(Records from a dataset)
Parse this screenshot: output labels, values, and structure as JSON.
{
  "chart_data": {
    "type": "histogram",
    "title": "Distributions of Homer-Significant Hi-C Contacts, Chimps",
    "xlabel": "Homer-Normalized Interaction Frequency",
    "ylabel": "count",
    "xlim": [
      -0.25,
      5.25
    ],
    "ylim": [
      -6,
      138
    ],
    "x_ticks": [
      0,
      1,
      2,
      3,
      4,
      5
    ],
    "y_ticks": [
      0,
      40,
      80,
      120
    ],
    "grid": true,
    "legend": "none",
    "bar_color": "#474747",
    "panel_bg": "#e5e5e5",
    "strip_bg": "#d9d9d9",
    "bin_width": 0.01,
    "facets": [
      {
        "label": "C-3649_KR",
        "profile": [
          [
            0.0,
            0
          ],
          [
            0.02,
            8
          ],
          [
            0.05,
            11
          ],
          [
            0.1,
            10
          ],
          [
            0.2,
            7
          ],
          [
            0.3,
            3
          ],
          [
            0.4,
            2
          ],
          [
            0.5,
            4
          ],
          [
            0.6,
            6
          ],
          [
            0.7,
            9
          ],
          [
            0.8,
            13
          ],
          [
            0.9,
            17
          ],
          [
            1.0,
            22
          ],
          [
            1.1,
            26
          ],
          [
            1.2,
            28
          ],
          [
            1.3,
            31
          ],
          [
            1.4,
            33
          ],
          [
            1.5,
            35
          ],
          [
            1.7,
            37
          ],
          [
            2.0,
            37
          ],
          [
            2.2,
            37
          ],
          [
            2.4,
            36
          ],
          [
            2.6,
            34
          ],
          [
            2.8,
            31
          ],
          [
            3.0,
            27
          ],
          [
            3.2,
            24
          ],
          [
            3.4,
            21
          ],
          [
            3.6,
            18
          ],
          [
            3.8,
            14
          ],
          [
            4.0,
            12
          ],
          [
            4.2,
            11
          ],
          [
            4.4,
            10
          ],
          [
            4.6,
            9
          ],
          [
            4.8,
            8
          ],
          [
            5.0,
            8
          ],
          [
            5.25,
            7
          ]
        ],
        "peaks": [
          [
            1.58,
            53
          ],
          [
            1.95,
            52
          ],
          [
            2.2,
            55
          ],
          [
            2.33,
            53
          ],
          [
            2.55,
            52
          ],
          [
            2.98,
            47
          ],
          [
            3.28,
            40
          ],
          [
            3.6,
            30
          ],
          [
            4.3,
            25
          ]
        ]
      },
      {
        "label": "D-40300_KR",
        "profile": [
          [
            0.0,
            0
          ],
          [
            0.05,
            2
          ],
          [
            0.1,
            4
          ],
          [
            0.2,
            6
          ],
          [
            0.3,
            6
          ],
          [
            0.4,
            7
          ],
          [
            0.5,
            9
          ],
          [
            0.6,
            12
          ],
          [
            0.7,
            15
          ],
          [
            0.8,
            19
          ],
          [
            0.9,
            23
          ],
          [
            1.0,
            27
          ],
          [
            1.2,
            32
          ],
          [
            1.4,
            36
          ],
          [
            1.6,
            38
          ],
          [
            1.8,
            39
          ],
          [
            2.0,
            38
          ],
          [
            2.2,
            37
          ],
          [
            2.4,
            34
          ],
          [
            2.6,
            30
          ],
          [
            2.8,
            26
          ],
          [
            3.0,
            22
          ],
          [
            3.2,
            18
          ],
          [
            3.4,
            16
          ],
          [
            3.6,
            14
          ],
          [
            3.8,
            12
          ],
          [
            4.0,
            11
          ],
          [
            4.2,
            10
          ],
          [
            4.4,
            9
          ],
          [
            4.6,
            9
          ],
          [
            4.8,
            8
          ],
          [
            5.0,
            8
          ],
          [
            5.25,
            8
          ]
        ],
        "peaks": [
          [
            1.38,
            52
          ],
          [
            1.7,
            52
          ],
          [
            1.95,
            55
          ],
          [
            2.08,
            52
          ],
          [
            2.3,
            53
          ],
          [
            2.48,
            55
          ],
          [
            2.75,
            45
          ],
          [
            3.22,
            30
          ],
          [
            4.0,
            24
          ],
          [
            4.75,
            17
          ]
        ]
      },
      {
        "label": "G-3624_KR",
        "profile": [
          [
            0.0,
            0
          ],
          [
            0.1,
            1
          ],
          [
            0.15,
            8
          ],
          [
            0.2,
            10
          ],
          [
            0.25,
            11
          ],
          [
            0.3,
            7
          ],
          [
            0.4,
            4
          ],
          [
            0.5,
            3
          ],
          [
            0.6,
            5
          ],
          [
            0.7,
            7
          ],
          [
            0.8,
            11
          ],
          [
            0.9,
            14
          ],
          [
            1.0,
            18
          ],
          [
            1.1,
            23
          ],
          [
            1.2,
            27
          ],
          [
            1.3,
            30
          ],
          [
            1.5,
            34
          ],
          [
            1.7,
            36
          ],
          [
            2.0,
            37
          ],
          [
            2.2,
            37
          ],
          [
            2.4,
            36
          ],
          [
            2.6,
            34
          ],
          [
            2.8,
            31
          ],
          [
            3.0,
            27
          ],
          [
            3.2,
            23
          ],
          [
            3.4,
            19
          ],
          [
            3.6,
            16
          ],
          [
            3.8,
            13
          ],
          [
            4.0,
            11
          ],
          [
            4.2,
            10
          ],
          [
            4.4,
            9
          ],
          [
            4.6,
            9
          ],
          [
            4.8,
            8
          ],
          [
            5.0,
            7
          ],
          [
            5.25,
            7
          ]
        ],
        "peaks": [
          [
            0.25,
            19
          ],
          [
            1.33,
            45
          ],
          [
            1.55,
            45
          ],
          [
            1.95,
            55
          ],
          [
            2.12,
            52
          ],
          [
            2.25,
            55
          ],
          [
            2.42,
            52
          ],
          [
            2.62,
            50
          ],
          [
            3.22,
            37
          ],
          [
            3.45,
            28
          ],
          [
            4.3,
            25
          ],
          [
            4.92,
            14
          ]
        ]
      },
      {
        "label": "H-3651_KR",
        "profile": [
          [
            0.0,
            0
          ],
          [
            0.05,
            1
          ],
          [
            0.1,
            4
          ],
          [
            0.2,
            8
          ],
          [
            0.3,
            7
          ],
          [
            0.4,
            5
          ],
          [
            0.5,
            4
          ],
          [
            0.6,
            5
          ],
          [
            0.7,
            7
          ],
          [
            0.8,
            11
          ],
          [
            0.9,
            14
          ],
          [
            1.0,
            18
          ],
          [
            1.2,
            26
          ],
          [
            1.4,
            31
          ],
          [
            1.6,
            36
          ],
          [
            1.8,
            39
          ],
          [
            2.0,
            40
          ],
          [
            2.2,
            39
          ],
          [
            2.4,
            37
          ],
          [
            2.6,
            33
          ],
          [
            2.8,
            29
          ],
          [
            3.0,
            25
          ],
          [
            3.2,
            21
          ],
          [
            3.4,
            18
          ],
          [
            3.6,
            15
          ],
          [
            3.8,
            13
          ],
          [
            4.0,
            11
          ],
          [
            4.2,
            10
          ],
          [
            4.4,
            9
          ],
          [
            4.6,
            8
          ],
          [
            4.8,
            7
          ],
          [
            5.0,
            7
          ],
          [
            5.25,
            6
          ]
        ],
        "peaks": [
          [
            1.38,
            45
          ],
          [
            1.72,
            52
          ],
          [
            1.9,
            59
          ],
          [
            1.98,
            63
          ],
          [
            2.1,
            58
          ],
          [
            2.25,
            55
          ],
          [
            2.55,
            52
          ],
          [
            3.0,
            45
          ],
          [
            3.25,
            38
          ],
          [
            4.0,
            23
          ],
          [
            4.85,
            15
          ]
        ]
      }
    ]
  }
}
...
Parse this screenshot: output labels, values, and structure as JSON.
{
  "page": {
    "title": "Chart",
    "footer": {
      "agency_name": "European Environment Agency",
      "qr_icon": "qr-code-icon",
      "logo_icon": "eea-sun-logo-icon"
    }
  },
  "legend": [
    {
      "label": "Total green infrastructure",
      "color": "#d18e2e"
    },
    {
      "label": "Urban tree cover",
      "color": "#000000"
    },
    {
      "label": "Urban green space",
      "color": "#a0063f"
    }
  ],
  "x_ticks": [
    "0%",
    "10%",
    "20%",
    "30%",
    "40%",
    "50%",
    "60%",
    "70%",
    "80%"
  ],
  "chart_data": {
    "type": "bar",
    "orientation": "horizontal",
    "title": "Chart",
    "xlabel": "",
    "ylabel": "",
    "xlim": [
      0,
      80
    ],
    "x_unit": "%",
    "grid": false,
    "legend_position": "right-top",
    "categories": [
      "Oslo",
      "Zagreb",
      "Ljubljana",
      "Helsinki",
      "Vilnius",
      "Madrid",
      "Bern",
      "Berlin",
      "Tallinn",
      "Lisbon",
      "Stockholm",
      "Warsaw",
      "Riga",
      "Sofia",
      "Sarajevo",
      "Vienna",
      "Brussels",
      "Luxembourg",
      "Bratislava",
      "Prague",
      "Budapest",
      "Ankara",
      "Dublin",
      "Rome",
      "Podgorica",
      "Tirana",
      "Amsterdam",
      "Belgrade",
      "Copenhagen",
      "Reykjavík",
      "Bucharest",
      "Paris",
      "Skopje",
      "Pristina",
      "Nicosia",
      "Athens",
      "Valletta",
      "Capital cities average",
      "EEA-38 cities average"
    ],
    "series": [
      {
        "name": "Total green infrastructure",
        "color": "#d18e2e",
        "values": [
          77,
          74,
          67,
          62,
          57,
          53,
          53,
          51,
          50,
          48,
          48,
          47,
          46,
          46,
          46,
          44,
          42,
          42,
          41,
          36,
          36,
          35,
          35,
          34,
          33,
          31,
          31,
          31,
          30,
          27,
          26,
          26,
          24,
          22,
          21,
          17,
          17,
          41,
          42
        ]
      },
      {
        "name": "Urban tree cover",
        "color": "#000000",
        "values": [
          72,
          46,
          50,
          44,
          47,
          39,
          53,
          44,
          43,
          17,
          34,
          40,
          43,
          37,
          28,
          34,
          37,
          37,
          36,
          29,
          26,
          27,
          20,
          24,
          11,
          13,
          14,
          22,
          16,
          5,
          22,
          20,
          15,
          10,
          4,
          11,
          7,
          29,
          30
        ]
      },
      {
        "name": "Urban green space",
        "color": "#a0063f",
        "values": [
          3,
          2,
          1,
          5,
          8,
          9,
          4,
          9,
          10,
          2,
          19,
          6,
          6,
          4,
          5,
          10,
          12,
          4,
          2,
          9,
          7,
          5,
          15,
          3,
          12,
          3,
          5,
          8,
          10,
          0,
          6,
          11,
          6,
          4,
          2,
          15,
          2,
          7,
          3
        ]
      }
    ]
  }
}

INSTRUCTIONS TO FOLLOW >>
Only lines with the word "space" should be collected from the material.

SOLUTION FOR THIS PROBLEM >>
      "label": "Urban green space",
        "name": "Urban green space",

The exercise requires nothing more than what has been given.